Exercise brief: Return the following lines unchanged, each one as it appears.

Some lines:
======

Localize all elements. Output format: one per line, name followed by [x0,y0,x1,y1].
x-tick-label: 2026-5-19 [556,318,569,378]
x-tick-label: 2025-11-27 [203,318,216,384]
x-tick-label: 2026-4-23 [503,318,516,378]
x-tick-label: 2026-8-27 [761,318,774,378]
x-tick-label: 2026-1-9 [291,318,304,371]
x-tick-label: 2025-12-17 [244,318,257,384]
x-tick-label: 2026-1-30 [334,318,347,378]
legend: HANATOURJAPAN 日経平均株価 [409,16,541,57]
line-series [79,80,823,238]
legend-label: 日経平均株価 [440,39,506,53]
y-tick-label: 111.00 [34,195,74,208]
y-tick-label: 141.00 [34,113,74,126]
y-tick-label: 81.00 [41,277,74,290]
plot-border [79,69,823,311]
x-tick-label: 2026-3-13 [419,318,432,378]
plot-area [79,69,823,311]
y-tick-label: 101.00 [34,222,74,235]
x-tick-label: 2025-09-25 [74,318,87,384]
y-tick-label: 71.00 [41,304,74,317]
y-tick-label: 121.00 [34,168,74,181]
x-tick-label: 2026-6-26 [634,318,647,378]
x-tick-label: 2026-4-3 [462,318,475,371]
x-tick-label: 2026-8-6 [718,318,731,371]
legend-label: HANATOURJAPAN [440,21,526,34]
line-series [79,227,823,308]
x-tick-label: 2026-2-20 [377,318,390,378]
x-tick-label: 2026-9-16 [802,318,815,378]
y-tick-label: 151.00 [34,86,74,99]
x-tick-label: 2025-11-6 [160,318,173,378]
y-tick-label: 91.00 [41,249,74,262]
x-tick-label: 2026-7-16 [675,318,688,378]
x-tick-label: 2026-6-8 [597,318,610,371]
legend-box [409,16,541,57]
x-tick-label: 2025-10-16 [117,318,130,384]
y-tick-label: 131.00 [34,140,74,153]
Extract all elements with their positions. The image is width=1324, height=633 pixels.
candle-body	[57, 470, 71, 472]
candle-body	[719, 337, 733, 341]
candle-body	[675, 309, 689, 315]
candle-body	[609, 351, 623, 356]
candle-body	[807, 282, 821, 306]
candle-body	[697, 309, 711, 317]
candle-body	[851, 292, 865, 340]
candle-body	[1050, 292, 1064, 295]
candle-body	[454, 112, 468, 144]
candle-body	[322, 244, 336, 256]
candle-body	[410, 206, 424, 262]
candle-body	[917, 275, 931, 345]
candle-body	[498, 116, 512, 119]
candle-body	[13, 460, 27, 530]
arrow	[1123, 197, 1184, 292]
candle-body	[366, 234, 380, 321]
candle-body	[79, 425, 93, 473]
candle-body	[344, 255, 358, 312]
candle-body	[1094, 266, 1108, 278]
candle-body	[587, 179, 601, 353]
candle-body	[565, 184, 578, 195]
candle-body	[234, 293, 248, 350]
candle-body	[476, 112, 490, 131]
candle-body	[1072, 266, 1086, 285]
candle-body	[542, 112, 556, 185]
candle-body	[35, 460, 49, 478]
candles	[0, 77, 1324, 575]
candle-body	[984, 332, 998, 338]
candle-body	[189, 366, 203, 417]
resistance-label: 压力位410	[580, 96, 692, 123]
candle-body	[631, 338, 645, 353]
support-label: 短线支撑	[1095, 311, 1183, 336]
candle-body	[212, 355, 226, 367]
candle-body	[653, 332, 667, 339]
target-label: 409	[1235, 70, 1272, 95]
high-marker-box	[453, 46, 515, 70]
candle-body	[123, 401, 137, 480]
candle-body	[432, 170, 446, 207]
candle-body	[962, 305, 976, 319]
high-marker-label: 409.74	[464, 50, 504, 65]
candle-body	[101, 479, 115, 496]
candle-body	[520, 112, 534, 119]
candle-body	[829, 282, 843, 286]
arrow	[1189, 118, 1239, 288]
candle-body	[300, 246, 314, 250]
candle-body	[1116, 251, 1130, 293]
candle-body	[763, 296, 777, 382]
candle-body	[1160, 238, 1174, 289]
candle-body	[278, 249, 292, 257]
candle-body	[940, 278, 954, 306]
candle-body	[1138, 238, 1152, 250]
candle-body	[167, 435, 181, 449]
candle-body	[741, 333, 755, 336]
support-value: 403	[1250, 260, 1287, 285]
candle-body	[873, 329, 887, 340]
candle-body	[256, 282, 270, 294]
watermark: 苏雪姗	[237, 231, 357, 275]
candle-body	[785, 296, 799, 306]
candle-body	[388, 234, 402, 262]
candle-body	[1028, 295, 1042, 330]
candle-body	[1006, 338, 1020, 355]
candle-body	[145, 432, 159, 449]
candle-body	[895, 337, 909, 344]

======

Reply:
Localize all elements. Output format: one per line, name followed by [x0,y0,x1,y1].
x-tick-label: 2026-5-19 [556,318,569,378]
x-tick-label: 2025-11-27 [203,318,216,384]
x-tick-label: 2026-4-23 [503,318,516,378]
x-tick-label: 2026-8-27 [761,318,774,378]
x-tick-label: 2026-1-9 [291,318,304,371]
x-tick-label: 2025-12-17 [244,318,257,384]
x-tick-label: 2026-1-30 [334,318,347,378]
legend: HANATOURJAPAN 日経平均株価 [409,16,541,57]
line-series [79,80,823,238]
legend-label: 日経平均株価 [440,39,506,53]
y-tick-label: 111.00 [34,195,74,208]
y-tick-label: 141.00 [34,113,74,126]
y-tick-label: 81.00 [41,277,74,290]
plot-border [79,69,823,311]
x-tick-label: 2026-3-13 [419,318,432,378]
plot-area [79,69,823,311]
y-tick-label: 101.00 [34,222,74,235]
x-tick-label: 2025-09-25 [74,318,87,384]
y-tick-label: 71.00 [41,304,74,317]
y-tick-label: 121.00 [34,168,74,181]
x-tick-label: 2026-6-26 [634,318,647,378]
x-tick-label: 2026-4-3 [462,318,475,371]
x-tick-label: 2026-8-6 [718,318,731,371]
legend-label: HANATOURJAPAN [440,21,526,34]
line-series [79,227,823,308]
x-tick-label: 2026-2-20 [377,318,390,378]
x-tick-label: 2026-9-16 [802,318,815,378]
y-tick-label: 151.00 [34,86,74,99]
x-tick-label: 2025-11-6 [160,318,173,378]
y-tick-label: 91.00 [41,249,74,262]
x-tick-label: 2026-7-16 [675,318,688,378]
x-tick-label: 2026-6-8 [597,318,610,371]
legend-box [409,16,541,57]
x-tick-label: 2025-10-16 [117,318,130,384]
y-tick-label: 131.00 [34,140,74,153]
Extract all elements with their positions. The image is width=1324, height=633 pixels.
candle-body	[57, 470, 71, 472]
candle-body	[719, 337, 733, 341]
candle-body	[675, 309, 689, 315]
candle-body	[609, 351, 623, 356]
candle-body	[807, 282, 821, 306]
candle-body	[697, 309, 711, 317]
candle-body	[851, 292, 865, 340]
candle-body	[1050, 292, 1064, 295]
candle-body	[454, 112, 468, 144]
candle-body	[322, 244, 336, 256]
candle-body	[410, 206, 424, 262]
candle-body	[917, 275, 931, 345]
candle-body	[498, 116, 512, 119]
candle-body	[13, 460, 27, 530]
arrow	[1123, 197, 1184, 292]
candle-body	[366, 234, 380, 321]
candle-body	[79, 425, 93, 473]
candle-body	[344, 255, 358, 312]
candle-body	[1094, 266, 1108, 278]
candle-body	[587, 179, 601, 353]
candle-body	[565, 184, 578, 195]
candle-body	[234, 293, 248, 350]
candle-body	[476, 112, 490, 131]
candle-body	[1072, 266, 1086, 285]
candle-body	[542, 112, 556, 185]
candle-body	[35, 460, 49, 478]
candles	[0, 77, 1324, 575]
candle-body	[984, 332, 998, 338]
candle-body	[189, 366, 203, 417]
resistance-label: 压力位410	[580, 96, 692, 123]
candle-body	[631, 338, 645, 353]
support-label: 短线支撑	[1095, 311, 1183, 336]
candle-body	[212, 355, 226, 367]
candle-body	[653, 332, 667, 339]
target-label: 409	[1235, 70, 1272, 95]
high-marker-box	[453, 46, 515, 70]
candle-body	[123, 401, 137, 480]
candle-body	[432, 170, 446, 207]
candle-body	[962, 305, 976, 319]
high-marker-label: 409.74	[464, 50, 504, 65]
candle-body	[101, 479, 115, 496]
candle-body	[520, 112, 534, 119]
candle-body	[829, 282, 843, 286]
arrow	[1189, 118, 1239, 288]
candle-body	[300, 246, 314, 250]
candle-body	[1116, 251, 1130, 293]
candle-body	[763, 296, 777, 382]
candle-body	[1160, 238, 1174, 289]
candle-body	[278, 249, 292, 257]
candle-body	[940, 278, 954, 306]
candle-body	[1138, 238, 1152, 250]
candle-body	[167, 435, 181, 449]
candle-body	[741, 333, 755, 336]
support-value: 403	[1250, 260, 1287, 285]
candle-body	[873, 329, 887, 340]
candle-body	[256, 282, 270, 294]
watermark: 苏雪姗	[237, 231, 357, 275]
candle-body	[785, 296, 799, 306]
candle-body	[388, 234, 402, 262]
candle-body	[1028, 295, 1042, 330]
candle-body	[1006, 338, 1020, 355]
candle-body	[145, 432, 159, 449]
candle-body	[895, 337, 909, 344]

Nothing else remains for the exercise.